▶ **Given request**: Of the lines below, how many hold the string "page"? Give only the number.

▶ **Entries shown**:
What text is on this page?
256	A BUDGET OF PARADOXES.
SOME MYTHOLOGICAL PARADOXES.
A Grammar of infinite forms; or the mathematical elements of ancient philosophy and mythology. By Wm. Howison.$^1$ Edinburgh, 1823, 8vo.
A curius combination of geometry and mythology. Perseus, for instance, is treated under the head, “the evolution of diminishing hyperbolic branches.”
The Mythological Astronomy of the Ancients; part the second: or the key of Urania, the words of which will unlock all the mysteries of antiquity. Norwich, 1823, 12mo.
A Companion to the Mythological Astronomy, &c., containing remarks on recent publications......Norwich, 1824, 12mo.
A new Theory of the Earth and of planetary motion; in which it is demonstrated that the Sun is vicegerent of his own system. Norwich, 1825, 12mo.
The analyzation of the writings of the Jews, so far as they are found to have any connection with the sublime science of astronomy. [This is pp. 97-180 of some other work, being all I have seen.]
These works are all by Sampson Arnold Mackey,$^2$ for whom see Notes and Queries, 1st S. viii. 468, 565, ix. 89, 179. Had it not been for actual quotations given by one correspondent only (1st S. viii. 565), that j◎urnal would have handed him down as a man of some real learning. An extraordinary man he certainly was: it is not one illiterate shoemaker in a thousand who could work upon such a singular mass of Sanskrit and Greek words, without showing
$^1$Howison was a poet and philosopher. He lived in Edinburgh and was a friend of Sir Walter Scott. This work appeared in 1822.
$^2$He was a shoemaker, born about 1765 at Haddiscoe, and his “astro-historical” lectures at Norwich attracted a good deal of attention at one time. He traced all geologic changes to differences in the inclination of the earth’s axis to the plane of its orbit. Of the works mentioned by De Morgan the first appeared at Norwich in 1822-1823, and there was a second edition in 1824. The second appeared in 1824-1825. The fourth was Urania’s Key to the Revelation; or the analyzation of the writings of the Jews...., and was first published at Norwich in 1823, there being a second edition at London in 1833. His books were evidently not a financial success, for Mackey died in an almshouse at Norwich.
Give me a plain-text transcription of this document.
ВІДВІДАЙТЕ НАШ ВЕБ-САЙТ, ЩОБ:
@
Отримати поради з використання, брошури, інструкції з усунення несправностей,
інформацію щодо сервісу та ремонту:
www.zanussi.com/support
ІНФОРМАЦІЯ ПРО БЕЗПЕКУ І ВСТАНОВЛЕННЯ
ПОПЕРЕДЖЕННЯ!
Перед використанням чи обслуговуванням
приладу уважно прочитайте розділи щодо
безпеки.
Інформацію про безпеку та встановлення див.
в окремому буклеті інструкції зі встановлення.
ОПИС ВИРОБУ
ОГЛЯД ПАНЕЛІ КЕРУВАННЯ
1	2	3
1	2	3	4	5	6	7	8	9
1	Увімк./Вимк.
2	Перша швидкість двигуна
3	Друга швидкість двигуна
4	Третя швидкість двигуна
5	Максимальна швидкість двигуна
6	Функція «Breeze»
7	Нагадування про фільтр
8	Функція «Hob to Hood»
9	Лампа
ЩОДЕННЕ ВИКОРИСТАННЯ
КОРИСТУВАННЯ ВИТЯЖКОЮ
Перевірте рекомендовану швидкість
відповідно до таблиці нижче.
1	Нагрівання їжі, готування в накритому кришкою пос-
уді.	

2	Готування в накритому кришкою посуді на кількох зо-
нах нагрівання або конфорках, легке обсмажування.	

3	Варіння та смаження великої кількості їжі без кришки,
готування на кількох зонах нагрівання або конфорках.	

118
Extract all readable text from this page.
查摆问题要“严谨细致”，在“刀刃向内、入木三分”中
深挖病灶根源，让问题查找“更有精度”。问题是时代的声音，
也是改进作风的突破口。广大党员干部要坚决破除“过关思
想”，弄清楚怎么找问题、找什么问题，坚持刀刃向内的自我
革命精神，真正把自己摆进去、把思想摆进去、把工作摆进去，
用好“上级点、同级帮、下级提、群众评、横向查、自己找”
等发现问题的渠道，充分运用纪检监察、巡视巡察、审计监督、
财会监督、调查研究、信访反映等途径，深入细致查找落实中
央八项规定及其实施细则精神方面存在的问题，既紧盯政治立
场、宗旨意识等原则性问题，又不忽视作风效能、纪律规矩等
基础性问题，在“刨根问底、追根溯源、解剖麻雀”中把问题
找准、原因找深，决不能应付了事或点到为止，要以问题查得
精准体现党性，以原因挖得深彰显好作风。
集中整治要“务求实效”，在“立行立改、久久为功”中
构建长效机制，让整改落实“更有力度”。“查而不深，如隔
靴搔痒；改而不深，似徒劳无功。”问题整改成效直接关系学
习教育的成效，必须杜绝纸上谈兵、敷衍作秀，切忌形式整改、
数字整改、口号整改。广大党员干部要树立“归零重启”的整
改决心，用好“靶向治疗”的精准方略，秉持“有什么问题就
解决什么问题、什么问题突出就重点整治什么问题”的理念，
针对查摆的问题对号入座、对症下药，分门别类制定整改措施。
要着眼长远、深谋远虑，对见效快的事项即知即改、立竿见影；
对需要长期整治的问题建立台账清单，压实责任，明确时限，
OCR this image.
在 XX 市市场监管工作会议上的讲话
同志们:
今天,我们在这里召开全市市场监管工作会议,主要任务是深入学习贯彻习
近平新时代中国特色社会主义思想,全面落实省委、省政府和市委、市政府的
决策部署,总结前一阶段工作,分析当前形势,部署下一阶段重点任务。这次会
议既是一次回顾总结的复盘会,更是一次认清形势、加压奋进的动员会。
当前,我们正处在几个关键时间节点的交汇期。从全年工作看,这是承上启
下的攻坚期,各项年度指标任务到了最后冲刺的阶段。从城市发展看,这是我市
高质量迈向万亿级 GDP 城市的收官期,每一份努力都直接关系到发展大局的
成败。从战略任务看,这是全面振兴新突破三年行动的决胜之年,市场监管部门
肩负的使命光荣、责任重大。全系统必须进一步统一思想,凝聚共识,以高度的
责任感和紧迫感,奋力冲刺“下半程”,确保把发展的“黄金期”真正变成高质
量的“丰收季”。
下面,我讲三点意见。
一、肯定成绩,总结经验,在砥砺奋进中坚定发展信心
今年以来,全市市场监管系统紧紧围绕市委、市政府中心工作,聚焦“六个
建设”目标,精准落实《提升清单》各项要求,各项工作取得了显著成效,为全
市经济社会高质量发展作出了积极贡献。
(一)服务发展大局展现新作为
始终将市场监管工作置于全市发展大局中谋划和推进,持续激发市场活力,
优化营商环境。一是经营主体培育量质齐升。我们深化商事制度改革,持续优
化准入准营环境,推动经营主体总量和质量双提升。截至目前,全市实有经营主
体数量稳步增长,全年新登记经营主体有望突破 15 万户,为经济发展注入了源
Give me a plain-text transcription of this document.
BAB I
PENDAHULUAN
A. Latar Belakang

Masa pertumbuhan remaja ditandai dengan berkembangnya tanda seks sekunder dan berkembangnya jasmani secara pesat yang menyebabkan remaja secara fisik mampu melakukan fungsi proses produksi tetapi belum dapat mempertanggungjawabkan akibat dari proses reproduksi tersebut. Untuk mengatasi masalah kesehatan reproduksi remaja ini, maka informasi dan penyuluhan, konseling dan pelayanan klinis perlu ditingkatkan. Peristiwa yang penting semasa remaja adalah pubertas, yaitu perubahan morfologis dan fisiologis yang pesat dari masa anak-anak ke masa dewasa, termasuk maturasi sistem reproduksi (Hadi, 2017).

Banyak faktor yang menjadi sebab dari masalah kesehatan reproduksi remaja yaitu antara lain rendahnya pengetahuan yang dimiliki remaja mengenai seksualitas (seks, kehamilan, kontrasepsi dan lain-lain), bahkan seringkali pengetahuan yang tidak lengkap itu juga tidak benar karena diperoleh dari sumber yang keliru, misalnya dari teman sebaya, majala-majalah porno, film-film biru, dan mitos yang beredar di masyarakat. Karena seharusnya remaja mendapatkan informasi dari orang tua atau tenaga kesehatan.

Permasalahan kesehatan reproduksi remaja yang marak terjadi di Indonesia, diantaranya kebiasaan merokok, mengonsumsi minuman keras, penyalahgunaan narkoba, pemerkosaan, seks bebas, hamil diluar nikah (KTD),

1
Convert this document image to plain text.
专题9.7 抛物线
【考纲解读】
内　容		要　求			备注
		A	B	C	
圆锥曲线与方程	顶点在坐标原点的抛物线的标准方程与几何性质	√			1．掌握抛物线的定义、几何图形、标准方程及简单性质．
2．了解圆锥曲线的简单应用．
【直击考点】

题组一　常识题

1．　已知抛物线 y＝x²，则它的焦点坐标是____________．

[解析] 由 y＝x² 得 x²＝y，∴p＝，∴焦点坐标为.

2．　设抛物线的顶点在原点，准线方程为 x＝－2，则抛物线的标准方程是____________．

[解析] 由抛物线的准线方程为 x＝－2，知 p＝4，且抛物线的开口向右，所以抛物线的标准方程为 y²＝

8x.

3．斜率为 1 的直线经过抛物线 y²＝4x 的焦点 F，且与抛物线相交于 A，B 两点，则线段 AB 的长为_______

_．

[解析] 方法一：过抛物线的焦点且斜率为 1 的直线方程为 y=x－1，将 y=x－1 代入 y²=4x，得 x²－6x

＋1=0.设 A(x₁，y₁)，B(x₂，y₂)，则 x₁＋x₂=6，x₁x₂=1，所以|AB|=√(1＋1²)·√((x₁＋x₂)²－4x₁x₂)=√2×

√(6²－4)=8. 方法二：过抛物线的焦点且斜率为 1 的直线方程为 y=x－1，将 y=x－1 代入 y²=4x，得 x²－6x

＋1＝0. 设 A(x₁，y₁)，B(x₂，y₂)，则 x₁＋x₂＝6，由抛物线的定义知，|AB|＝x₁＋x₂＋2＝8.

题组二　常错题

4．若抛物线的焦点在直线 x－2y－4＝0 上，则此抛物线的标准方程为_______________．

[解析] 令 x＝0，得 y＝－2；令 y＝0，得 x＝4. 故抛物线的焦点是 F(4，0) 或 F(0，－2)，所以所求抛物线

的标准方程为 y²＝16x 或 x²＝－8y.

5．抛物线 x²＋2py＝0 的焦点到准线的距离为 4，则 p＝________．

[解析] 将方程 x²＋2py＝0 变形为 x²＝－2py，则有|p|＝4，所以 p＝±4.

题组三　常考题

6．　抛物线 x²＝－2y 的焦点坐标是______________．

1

▶ **Answer for the task**: 2